Dataset entries:

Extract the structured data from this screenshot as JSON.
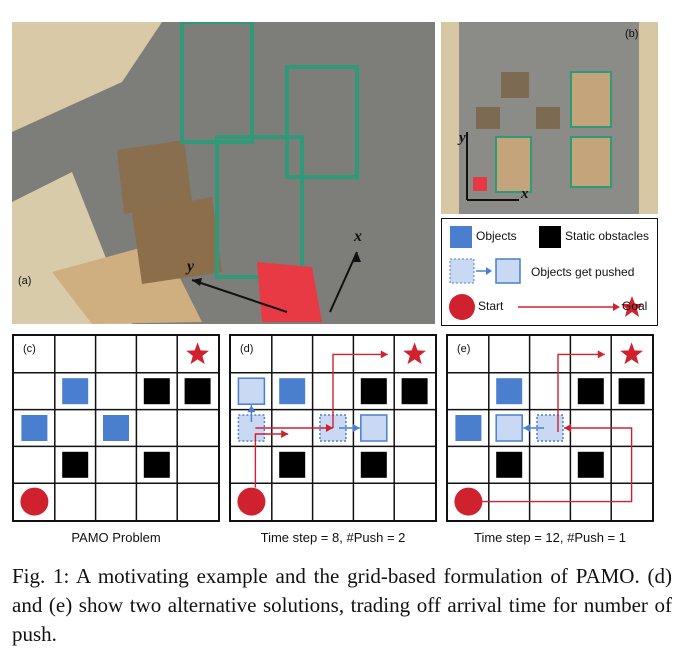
{
  "photo_a": {
    "label": "(a)",
    "axis_x": "x",
    "axis_y": "y"
  },
  "photo_b": {
    "label": "(b)",
    "axis_x": "x",
    "axis_y": "y"
  },
  "legend": {
    "objects": "Objects",
    "static_obstacles": "Static obstacles",
    "objects_pushed": "Objects get pushed",
    "start": "Start",
    "goal": "Goal"
  },
  "panel_c": {
    "label": "(c)",
    "caption": "PAMO Problem"
  },
  "panel_d": {
    "label": "(d)",
    "caption": "Time step = 8, #Push = 2"
  },
  "panel_e": {
    "label": "(e)",
    "caption": "Time step = 12, #Push = 1"
  },
  "figure_caption": "Fig. 1: A motivating example and the grid-based formulation of PAMO. (d) and (e) show two alternative solutions, trading off arrival time for number of push.",
  "colors": {
    "object": "#4a7fd0",
    "pushed_fill": "#c9d8f3",
    "obstacle": "#000000",
    "start": "#d0212e",
    "goal": "#d0212e",
    "arrow": "#d0212e",
    "push_arrow": "#4a7fd0"
  }
}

Exercise requirements: Lines of the material that contain the word "step" are to be gathered.

Task answer:
    "caption": "Time step = 8, #Push = 2"
    "caption": "Time step = 12, #Push = 1"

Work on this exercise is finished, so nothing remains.